* _WHAT IS EXPECTED_:
Write out the data below in full. Keep it exact.

(Extracted data entries)

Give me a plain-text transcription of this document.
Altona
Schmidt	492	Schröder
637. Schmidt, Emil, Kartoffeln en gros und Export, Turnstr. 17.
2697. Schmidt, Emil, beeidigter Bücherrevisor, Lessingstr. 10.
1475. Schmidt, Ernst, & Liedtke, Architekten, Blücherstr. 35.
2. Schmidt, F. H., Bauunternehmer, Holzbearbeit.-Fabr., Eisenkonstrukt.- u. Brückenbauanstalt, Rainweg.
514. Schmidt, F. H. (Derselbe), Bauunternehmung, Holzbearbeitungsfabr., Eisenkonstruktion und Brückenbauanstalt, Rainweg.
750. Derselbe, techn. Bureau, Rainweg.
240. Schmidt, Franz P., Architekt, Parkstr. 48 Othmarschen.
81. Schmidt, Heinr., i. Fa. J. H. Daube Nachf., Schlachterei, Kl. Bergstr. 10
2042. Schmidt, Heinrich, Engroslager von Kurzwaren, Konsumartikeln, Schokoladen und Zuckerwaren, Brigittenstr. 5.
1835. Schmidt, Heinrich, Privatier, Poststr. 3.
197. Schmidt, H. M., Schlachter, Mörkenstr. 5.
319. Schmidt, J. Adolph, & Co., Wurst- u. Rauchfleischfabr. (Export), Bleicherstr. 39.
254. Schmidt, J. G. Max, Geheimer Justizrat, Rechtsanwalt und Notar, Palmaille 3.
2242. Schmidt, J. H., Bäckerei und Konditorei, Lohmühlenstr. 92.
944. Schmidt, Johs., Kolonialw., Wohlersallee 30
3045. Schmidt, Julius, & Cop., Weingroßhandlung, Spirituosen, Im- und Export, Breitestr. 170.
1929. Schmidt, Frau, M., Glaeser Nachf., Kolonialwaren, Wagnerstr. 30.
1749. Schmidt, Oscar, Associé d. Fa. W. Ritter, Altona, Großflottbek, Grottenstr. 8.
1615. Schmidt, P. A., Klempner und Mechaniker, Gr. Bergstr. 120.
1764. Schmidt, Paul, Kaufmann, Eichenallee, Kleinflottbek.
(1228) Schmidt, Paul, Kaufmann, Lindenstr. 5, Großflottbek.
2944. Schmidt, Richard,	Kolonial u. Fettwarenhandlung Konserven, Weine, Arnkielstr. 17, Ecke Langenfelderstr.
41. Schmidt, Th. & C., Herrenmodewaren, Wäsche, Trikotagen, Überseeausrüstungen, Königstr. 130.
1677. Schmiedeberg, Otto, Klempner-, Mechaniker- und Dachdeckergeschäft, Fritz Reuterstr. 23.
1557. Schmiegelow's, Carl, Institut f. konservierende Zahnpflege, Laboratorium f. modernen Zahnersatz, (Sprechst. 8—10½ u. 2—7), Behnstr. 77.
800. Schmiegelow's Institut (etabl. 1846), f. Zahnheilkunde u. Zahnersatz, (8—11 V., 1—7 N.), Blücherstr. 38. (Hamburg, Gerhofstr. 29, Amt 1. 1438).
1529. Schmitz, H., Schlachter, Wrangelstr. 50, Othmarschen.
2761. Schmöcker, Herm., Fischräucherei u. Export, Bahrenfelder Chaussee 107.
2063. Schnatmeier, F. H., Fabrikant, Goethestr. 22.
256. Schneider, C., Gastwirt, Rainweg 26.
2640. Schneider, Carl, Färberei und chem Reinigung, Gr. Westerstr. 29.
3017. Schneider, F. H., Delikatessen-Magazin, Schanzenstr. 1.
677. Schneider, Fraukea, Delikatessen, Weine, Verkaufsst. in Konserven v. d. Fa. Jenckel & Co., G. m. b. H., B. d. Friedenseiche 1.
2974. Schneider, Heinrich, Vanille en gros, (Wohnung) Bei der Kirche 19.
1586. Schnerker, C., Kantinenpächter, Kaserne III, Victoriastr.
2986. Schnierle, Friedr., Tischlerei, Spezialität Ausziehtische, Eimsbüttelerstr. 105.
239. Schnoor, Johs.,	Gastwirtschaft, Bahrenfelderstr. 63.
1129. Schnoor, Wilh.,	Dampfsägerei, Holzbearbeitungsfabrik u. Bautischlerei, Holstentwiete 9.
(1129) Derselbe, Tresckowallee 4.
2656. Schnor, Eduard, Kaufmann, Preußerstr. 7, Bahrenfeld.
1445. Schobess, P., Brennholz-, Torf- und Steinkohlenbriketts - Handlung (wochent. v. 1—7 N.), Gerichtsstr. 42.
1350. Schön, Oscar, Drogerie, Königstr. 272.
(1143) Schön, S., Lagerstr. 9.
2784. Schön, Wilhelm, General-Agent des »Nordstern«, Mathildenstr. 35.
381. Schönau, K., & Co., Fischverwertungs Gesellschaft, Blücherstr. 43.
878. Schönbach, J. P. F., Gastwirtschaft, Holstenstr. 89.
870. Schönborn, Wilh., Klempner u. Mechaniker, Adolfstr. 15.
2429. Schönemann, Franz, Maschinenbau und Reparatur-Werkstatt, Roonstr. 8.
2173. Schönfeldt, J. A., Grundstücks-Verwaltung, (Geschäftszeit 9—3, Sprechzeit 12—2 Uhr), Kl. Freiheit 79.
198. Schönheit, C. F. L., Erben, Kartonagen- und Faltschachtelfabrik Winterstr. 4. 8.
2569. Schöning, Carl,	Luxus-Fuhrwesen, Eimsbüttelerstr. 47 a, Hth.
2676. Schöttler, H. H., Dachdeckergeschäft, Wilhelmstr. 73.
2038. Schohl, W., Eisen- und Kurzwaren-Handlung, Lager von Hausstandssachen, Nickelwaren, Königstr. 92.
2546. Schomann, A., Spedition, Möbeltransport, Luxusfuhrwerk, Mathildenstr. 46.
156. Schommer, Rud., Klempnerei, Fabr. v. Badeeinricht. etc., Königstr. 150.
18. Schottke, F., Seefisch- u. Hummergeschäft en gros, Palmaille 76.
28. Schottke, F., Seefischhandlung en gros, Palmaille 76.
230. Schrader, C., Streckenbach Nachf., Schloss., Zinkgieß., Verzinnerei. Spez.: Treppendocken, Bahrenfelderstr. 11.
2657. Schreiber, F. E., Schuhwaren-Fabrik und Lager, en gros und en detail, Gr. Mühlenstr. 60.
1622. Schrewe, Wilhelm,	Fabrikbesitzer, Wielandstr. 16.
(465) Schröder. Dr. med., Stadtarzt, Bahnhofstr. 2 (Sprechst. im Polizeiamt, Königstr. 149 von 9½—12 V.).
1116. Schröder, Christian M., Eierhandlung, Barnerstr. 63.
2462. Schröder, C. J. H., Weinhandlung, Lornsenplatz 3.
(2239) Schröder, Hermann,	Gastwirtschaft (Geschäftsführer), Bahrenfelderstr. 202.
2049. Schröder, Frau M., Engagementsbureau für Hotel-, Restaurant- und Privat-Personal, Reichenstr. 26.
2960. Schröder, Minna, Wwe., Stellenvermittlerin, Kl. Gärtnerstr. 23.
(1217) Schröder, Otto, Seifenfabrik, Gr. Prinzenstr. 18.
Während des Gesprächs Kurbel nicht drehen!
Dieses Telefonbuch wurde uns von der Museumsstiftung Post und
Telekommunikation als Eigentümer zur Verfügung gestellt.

* _FINAL RESULT_:
Give me a plain-text transcription of this document.
Altona
Schmidt	492	Schröder
637. Schmidt, Emil, Kartoffeln en gros und Export, Turnstr. 17.
2697. Schmidt, Emil, beeidigter Bücherrevisor, Lessingstr. 10.
1475. Schmidt, Ernst, & Liedtke, Architekten, Blücherstr. 35.
2. Schmidt, F. H., Bauunternehmer, Holzbearbeit.-Fabr., Eisenkonstrukt.- u. Brückenbauanstalt, Rainweg.
514. Schmidt, F. H. (Derselbe), Bauunternehmung, Holzbearbeitungsfabr., Eisenkonstruktion und Brückenbauanstalt, Rainweg.
750. Derselbe, techn. Bureau, Rainweg.
240. Schmidt, Franz P., Architekt, Parkstr. 48 Othmarschen.
81. Schmidt, Heinr., i. Fa. J. H. Daube Nachf., Schlachterei, Kl. Bergstr. 10
2042. Schmidt, Heinrich, Engroslager von Kurzwaren, Konsumartikeln, Schokoladen und Zuckerwaren, Brigittenstr. 5.
1835. Schmidt, Heinrich, Privatier, Poststr. 3.
197. Schmidt, H. M., Schlachter, Mörkenstr. 5.
319. Schmidt, J. Adolph, & Co., Wurst- u. Rauchfleischfabr. (Export), Bleicherstr. 39.
254. Schmidt, J. G. Max, Geheimer Justizrat, Rechtsanwalt und Notar, Palmaille 3.
2242. Schmidt, J. H., Bäckerei und Konditorei, Lohmühlenstr. 92.
944. Schmidt, Johs., Kolonialw., Wohlersallee 30
3045. Schmidt, Julius, & Cop., Weingroßhandlung, Spirituosen, Im- und Export, Breitestr. 170.
1929. Schmidt, Frau, M., Glaeser Nachf., Kolonialwaren, Wagnerstr. 30.
1749. Schmidt, Oscar, Associé d. Fa. W. Ritter, Altona, Großflottbek, Grottenstr. 8.
1615. Schmidt, P. A., Klempner und Mechaniker, Gr. Bergstr. 120.
1764. Schmidt, Paul, Kaufmann, Eichenallee, Kleinflottbek.
(1228) Schmidt, Paul, Kaufmann, Lindenstr. 5, Großflottbek.
2944. Schmidt, Richard,	Kolonial u. Fettwarenhandlung Konserven, Weine, Arnkielstr. 17, Ecke Langenfelderstr.
41. Schmidt, Th. & C., Herrenmodewaren, Wäsche, Trikotagen, Überseeausrüstungen, Königstr. 130.
1677. Schmiedeberg, Otto, Klempner-, Mechaniker- und Dachdeckergeschäft, Fritz Reuterstr. 23.
1557. Schmiegelow's, Carl, Institut f. konservierende Zahnpflege, Laboratorium f. modernen Zahnersatz, (Sprechst. 8—10½ u. 2—7), Behnstr. 77.
800. Schmiegelow's Institut (etabl. 1846), f. Zahnheilkunde u. Zahnersatz, (8—11 V., 1—7 N.), Blücherstr. 38. (Hamburg, Gerhofstr. 29, Amt 1. 1438).
1529. Schmitz, H., Schlachter, Wrangelstr. 50, Othmarschen.
2761. Schmöcker, Herm., Fischräucherei u. Export, Bahrenfelder Chaussee 107.
2063. Schnatmeier, F. H., Fabrikant, Goethestr. 22.
256. Schneider, C., Gastwirt, Rainweg 26.
2640. Schneider, Carl, Färberei und chem Reinigung, Gr. Westerstr. 29.
3017. Schneider, F. H., Delikatessen-Magazin, Schanzenstr. 1.
677. Schneider, Fraukea, Delikatessen, Weine, Verkaufsst. in Konserven v. d. Fa. Jenckel & Co., G. m. b. H., B. d. Friedenseiche 1.
2974. Schneider, Heinrich, Vanille en gros, (Wohnung) Bei der Kirche 19.
1586. Schnerker, C., Kantinenpächter, Kaserne III, Victoriastr.
2986. Schnierle, Friedr., Tischlerei, Spezialität Ausziehtische, Eimsbüttelerstr. 105.
239. Schnoor, Johs.,	Gastwirtschaft, Bahrenfelderstr. 63.
1129. Schnoor, Wilh.,	Dampfsägerei, Holzbearbeitungsfabrik u. Bautischlerei, Holstentwiete 9.
(1129) Derselbe, Tresckowallee 4.
2656. Schnor, Eduard, Kaufmann, Preußerstr. 7, Bahrenfeld.
1445. Schobess, P., Brennholz-, Torf- und Steinkohlenbriketts - Handlung (wochent. v. 1—7 N.), Gerichtsstr. 42.
1350. Schön, Oscar, Drogerie, Königstr. 272.
(1143) Schön, S., Lagerstr. 9.
2784. Schön, Wilhelm, General-Agent des »Nordstern«, Mathildenstr. 35.
381. Schönau, K., & Co., Fischverwertungs Gesellschaft, Blücherstr. 43.
878. Schönbach, J. P. F., Gastwirtschaft, Holstenstr. 89.
870. Schönborn, Wilh., Klempner u. Mechaniker, Adolfstr. 15.
2429. Schönemann, Franz, Maschinenbau und Reparatur-Werkstatt, Roonstr. 8.
2173. Schönfeldt, J. A., Grundstücks-Verwaltung, (Geschäftszeit 9—3, Sprechzeit 12—2 Uhr), Kl. Freiheit 79.
198. Schönheit, C. F. L., Erben, Kartonagen- und Faltschachtelfabrik Winterstr. 4. 8.
2569. Schöning, Carl,	Luxus-Fuhrwesen, Eimsbüttelerstr. 47 a, Hth.
2676. Schöttler, H. H., Dachdeckergeschäft, Wilhelmstr. 73.
2038. Schohl, W., Eisen- und Kurzwaren-Handlung, Lager von Hausstandssachen, Nickelwaren, Königstr. 92.
2546. Schomann, A., Spedition, Möbeltransport, Luxusfuhrwerk, Mathildenstr. 46.
156. Schommer, Rud., Klempnerei, Fabr. v. Badeeinricht. etc., Königstr. 150.
18. Schottke, F., Seefisch- u. Hummergeschäft en gros, Palmaille 76.
28. Schottke, F., Seefischhandlung en gros, Palmaille 76.
230. Schrader, C., Streckenbach Nachf., Schloss., Zinkgieß., Verzinnerei. Spez.: Treppendocken, Bahrenfelderstr. 11.
2657. Schreiber, F. E., Schuhwaren-Fabrik und Lager, en gros und en detail, Gr. Mühlenstr. 60.
1622. Schrewe, Wilhelm,	Fabrikbesitzer, Wielandstr. 16.
(465) Schröder. Dr. med., Stadtarzt, Bahnhofstr. 2 (Sprechst. im Polizeiamt, Königstr. 149 von 9½—12 V.).
1116. Schröder, Christian M., Eierhandlung, Barnerstr. 63.
2462. Schröder, C. J. H., Weinhandlung, Lornsenplatz 3.
(2239) Schröder, Hermann,	Gastwirtschaft (Geschäftsführer), Bahrenfelderstr. 202.
2049. Schröder, Frau M., Engagementsbureau für Hotel-, Restaurant- und Privat-Personal, Reichenstr. 26.
2960. Schröder, Minna, Wwe., Stellenvermittlerin, Kl. Gärtnerstr. 23.
(1217) Schröder, Otto, Seifenfabrik, Gr. Prinzenstr. 18.
Während des Gesprächs Kurbel nicht drehen!
Dieses Telefonbuch wurde uns von der Museumsstiftung Post und
Telekommunikation als Eigentümer zur Verfügung gestellt.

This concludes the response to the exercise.